* TASK TO CARRY OUT:
Find every line of the listing below where "color" appears, and copy it.

* DATA IN THIS EXERCISE:
________________
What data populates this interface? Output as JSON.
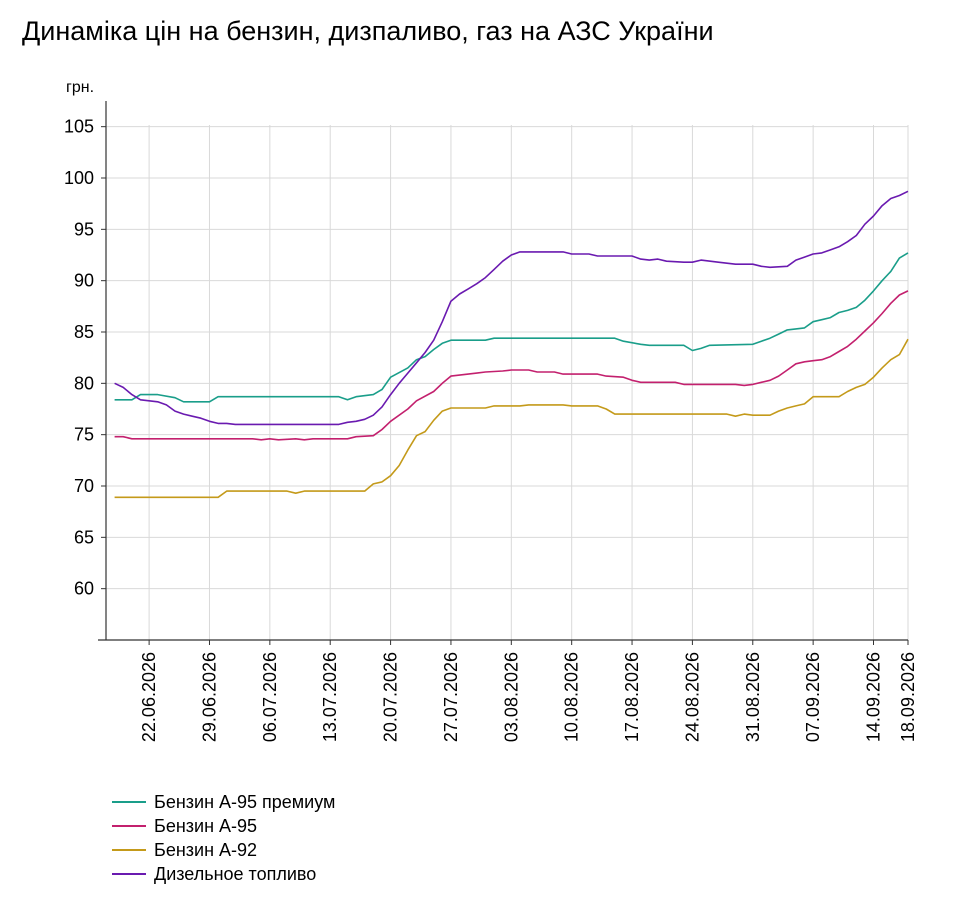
{
  "chart_data": {
    "type": "line",
    "title": "Динаміка цін на бензин, дизпаливо, газ на АЗС України",
    "ylabel": "грн.",
    "ylim": [
      55,
      107.5
    ],
    "yticks": [
      60,
      65,
      70,
      75,
      80,
      85,
      90,
      95,
      100,
      105
    ],
    "xlim": [
      "2026-06-17",
      "2026-09-18"
    ],
    "xticks": [
      "22.06.2026",
      "29.06.2026",
      "06.07.2026",
      "13.07.2026",
      "20.07.2026",
      "27.07.2026",
      "03.08.2026",
      "10.08.2026",
      "17.08.2026",
      "24.08.2026",
      "31.08.2026",
      "07.09.2026",
      "14.09.2026",
      "18.09.2026"
    ],
    "grid": true,
    "legend_position": "bottom-left",
    "series": [
      {
        "name": "Бензин А-95 премиум",
        "color": "#1a9e8a",
        "points": [
          [
            "2026-06-18",
            78.4
          ],
          [
            "2026-06-20",
            78.4
          ],
          [
            "2026-06-21",
            78.9
          ],
          [
            "2026-06-23",
            78.9
          ],
          [
            "2026-06-25",
            78.6
          ],
          [
            "2026-06-26",
            78.2
          ],
          [
            "2026-06-29",
            78.2
          ],
          [
            "2026-06-30",
            78.7
          ],
          [
            "2026-07-14",
            78.7
          ],
          [
            "2026-07-15",
            78.4
          ],
          [
            "2026-07-16",
            78.7
          ],
          [
            "2026-07-18",
            78.9
          ],
          [
            "2026-07-19",
            79.4
          ],
          [
            "2026-07-20",
            80.6
          ],
          [
            "2026-07-22",
            81.5
          ],
          [
            "2026-07-23",
            82.3
          ],
          [
            "2026-07-24",
            82.6
          ],
          [
            "2026-07-25",
            83.3
          ],
          [
            "2026-07-26",
            83.9
          ],
          [
            "2026-07-27",
            84.2
          ],
          [
            "2026-07-31",
            84.2
          ],
          [
            "2026-08-01",
            84.4
          ],
          [
            "2026-08-15",
            84.4
          ],
          [
            "2026-08-16",
            84.1
          ],
          [
            "2026-08-18",
            83.8
          ],
          [
            "2026-08-19",
            83.7
          ],
          [
            "2026-08-23",
            83.7
          ],
          [
            "2026-08-24",
            83.2
          ],
          [
            "2026-08-25",
            83.4
          ],
          [
            "2026-08-26",
            83.7
          ],
          [
            "2026-08-31",
            83.8
          ],
          [
            "2026-09-01",
            84.1
          ],
          [
            "2026-09-02",
            84.4
          ],
          [
            "2026-09-03",
            84.8
          ],
          [
            "2026-09-04",
            85.2
          ],
          [
            "2026-09-06",
            85.4
          ],
          [
            "2026-09-07",
            86.0
          ],
          [
            "2026-09-08",
            86.2
          ],
          [
            "2026-09-09",
            86.4
          ],
          [
            "2026-09-10",
            86.9
          ],
          [
            "2026-09-11",
            87.1
          ],
          [
            "2026-09-12",
            87.4
          ],
          [
            "2026-09-13",
            88.1
          ],
          [
            "2026-09-14",
            89.0
          ],
          [
            "2026-09-15",
            90.0
          ],
          [
            "2026-09-16",
            90.9
          ],
          [
            "2026-09-17",
            92.2
          ],
          [
            "2026-09-18",
            92.7
          ]
        ]
      },
      {
        "name": "Бензин А-95",
        "color": "#c3206e",
        "points": [
          [
            "2026-06-18",
            74.8
          ],
          [
            "2026-06-19",
            74.8
          ],
          [
            "2026-06-20",
            74.6
          ],
          [
            "2026-07-04",
            74.6
          ],
          [
            "2026-07-05",
            74.5
          ],
          [
            "2026-07-06",
            74.6
          ],
          [
            "2026-07-07",
            74.5
          ],
          [
            "2026-07-09",
            74.6
          ],
          [
            "2026-07-10",
            74.5
          ],
          [
            "2026-07-11",
            74.6
          ],
          [
            "2026-07-15",
            74.6
          ],
          [
            "2026-07-16",
            74.8
          ],
          [
            "2026-07-18",
            74.9
          ],
          [
            "2026-07-19",
            75.5
          ],
          [
            "2026-07-20",
            76.3
          ],
          [
            "2026-07-22",
            77.5
          ],
          [
            "2026-07-23",
            78.3
          ],
          [
            "2026-07-25",
            79.2
          ],
          [
            "2026-07-26",
            80.0
          ],
          [
            "2026-07-27",
            80.7
          ],
          [
            "2026-07-29",
            80.9
          ],
          [
            "2026-07-30",
            81.0
          ],
          [
            "2026-07-31",
            81.1
          ],
          [
            "2026-08-02",
            81.2
          ],
          [
            "2026-08-03",
            81.3
          ],
          [
            "2026-08-05",
            81.3
          ],
          [
            "2026-08-06",
            81.1
          ],
          [
            "2026-08-08",
            81.1
          ],
          [
            "2026-08-09",
            80.9
          ],
          [
            "2026-08-13",
            80.9
          ],
          [
            "2026-08-14",
            80.7
          ],
          [
            "2026-08-16",
            80.6
          ],
          [
            "2026-08-17",
            80.3
          ],
          [
            "2026-08-18",
            80.1
          ],
          [
            "2026-08-22",
            80.1
          ],
          [
            "2026-08-23",
            79.9
          ],
          [
            "2026-08-29",
            79.9
          ],
          [
            "2026-08-30",
            79.8
          ],
          [
            "2026-08-31",
            79.9
          ],
          [
            "2026-09-01",
            80.1
          ],
          [
            "2026-09-02",
            80.3
          ],
          [
            "2026-09-03",
            80.7
          ],
          [
            "2026-09-04",
            81.3
          ],
          [
            "2026-09-05",
            81.9
          ],
          [
            "2026-09-06",
            82.1
          ],
          [
            "2026-09-07",
            82.2
          ],
          [
            "2026-09-08",
            82.3
          ],
          [
            "2026-09-09",
            82.6
          ],
          [
            "2026-09-10",
            83.1
          ],
          [
            "2026-09-11",
            83.6
          ],
          [
            "2026-09-12",
            84.3
          ],
          [
            "2026-09-13",
            85.1
          ],
          [
            "2026-09-14",
            85.9
          ],
          [
            "2026-09-15",
            86.8
          ],
          [
            "2026-09-16",
            87.8
          ],
          [
            "2026-09-17",
            88.6
          ],
          [
            "2026-09-18",
            89.0
          ]
        ]
      },
      {
        "name": "Бензин А-92",
        "color": "#c49a1a",
        "points": [
          [
            "2026-06-18",
            68.9
          ],
          [
            "2026-06-30",
            68.9
          ],
          [
            "2026-07-01",
            69.5
          ],
          [
            "2026-07-08",
            69.5
          ],
          [
            "2026-07-09",
            69.3
          ],
          [
            "2026-07-10",
            69.5
          ],
          [
            "2026-07-17",
            69.5
          ],
          [
            "2026-07-18",
            70.2
          ],
          [
            "2026-07-19",
            70.4
          ],
          [
            "2026-07-20",
            71.0
          ],
          [
            "2026-07-21",
            72.0
          ],
          [
            "2026-07-22",
            73.5
          ],
          [
            "2026-07-23",
            74.9
          ],
          [
            "2026-07-24",
            75.3
          ],
          [
            "2026-07-25",
            76.4
          ],
          [
            "2026-07-26",
            77.3
          ],
          [
            "2026-07-27",
            77.6
          ],
          [
            "2026-07-31",
            77.6
          ],
          [
            "2026-08-01",
            77.8
          ],
          [
            "2026-08-04",
            77.8
          ],
          [
            "2026-08-05",
            77.9
          ],
          [
            "2026-08-09",
            77.9
          ],
          [
            "2026-08-10",
            77.8
          ],
          [
            "2026-08-13",
            77.8
          ],
          [
            "2026-08-14",
            77.5
          ],
          [
            "2026-08-15",
            77.0
          ],
          [
            "2026-08-28",
            77.0
          ],
          [
            "2026-08-29",
            76.8
          ],
          [
            "2026-08-30",
            77.0
          ],
          [
            "2026-08-31",
            76.9
          ],
          [
            "2026-09-02",
            76.9
          ],
          [
            "2026-09-03",
            77.3
          ],
          [
            "2026-09-04",
            77.6
          ],
          [
            "2026-09-05",
            77.8
          ],
          [
            "2026-09-06",
            78.0
          ],
          [
            "2026-09-07",
            78.7
          ],
          [
            "2026-09-10",
            78.7
          ],
          [
            "2026-09-11",
            79.2
          ],
          [
            "2026-09-12",
            79.6
          ],
          [
            "2026-09-13",
            79.9
          ],
          [
            "2026-09-14",
            80.6
          ],
          [
            "2026-09-15",
            81.5
          ],
          [
            "2026-09-16",
            82.3
          ],
          [
            "2026-09-17",
            82.8
          ],
          [
            "2026-09-18",
            84.3
          ]
        ]
      },
      {
        "name": "Дизельное топливо",
        "color": "#6a1ab0",
        "points": [
          [
            "2026-06-18",
            80.0
          ],
          [
            "2026-06-19",
            79.6
          ],
          [
            "2026-06-20",
            78.9
          ],
          [
            "2026-06-21",
            78.4
          ],
          [
            "2026-06-23",
            78.2
          ],
          [
            "2026-06-24",
            77.9
          ],
          [
            "2026-06-25",
            77.3
          ],
          [
            "2026-06-26",
            77.0
          ],
          [
            "2026-06-27",
            76.8
          ],
          [
            "2026-06-28",
            76.6
          ],
          [
            "2026-06-29",
            76.3
          ],
          [
            "2026-06-30",
            76.1
          ],
          [
            "2026-07-01",
            76.1
          ],
          [
            "2026-07-02",
            76.0
          ],
          [
            "2026-07-14",
            76.0
          ],
          [
            "2026-07-15",
            76.2
          ],
          [
            "2026-07-16",
            76.3
          ],
          [
            "2026-07-17",
            76.5
          ],
          [
            "2026-07-18",
            76.9
          ],
          [
            "2026-07-19",
            77.7
          ],
          [
            "2026-07-20",
            78.9
          ],
          [
            "2026-07-21",
            80.0
          ],
          [
            "2026-07-22",
            81.0
          ],
          [
            "2026-07-23",
            82.0
          ],
          [
            "2026-07-24",
            83.0
          ],
          [
            "2026-07-25",
            84.2
          ],
          [
            "2026-07-26",
            86.0
          ],
          [
            "2026-07-27",
            88.0
          ],
          [
            "2026-07-28",
            88.7
          ],
          [
            "2026-07-29",
            89.2
          ],
          [
            "2026-07-30",
            89.7
          ],
          [
            "2026-07-31",
            90.3
          ],
          [
            "2026-08-01",
            91.1
          ],
          [
            "2026-08-02",
            91.9
          ],
          [
            "2026-08-03",
            92.5
          ],
          [
            "2026-08-04",
            92.8
          ],
          [
            "2026-08-09",
            92.8
          ],
          [
            "2026-08-10",
            92.6
          ],
          [
            "2026-08-12",
            92.6
          ],
          [
            "2026-08-13",
            92.4
          ],
          [
            "2026-08-17",
            92.4
          ],
          [
            "2026-08-18",
            92.1
          ],
          [
            "2026-08-19",
            92.0
          ],
          [
            "2026-08-20",
            92.1
          ],
          [
            "2026-08-21",
            91.9
          ],
          [
            "2026-08-23",
            91.8
          ],
          [
            "2026-08-24",
            91.8
          ],
          [
            "2026-08-25",
            92.0
          ],
          [
            "2026-08-27",
            91.8
          ],
          [
            "2026-08-29",
            91.6
          ],
          [
            "2026-08-31",
            91.6
          ],
          [
            "2026-09-01",
            91.4
          ],
          [
            "2026-09-02",
            91.3
          ],
          [
            "2026-09-04",
            91.4
          ],
          [
            "2026-09-05",
            92.0
          ],
          [
            "2026-09-06",
            92.3
          ],
          [
            "2026-09-07",
            92.6
          ],
          [
            "2026-09-08",
            92.7
          ],
          [
            "2026-09-09",
            93.0
          ],
          [
            "2026-09-10",
            93.3
          ],
          [
            "2026-09-11",
            93.8
          ],
          [
            "2026-09-12",
            94.4
          ],
          [
            "2026-09-13",
            95.5
          ],
          [
            "2026-09-14",
            96.3
          ],
          [
            "2026-09-15",
            97.3
          ],
          [
            "2026-09-16",
            98.0
          ],
          [
            "2026-09-17",
            98.3
          ],
          [
            "2026-09-18",
            98.7
          ]
        ]
      }
    ]
  }
}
________________
* THE ANSWER:
        "color": "#1a9e8a",
        "color": "#c3206e",
        "color": "#c49a1a",
        "color": "#6a1ab0",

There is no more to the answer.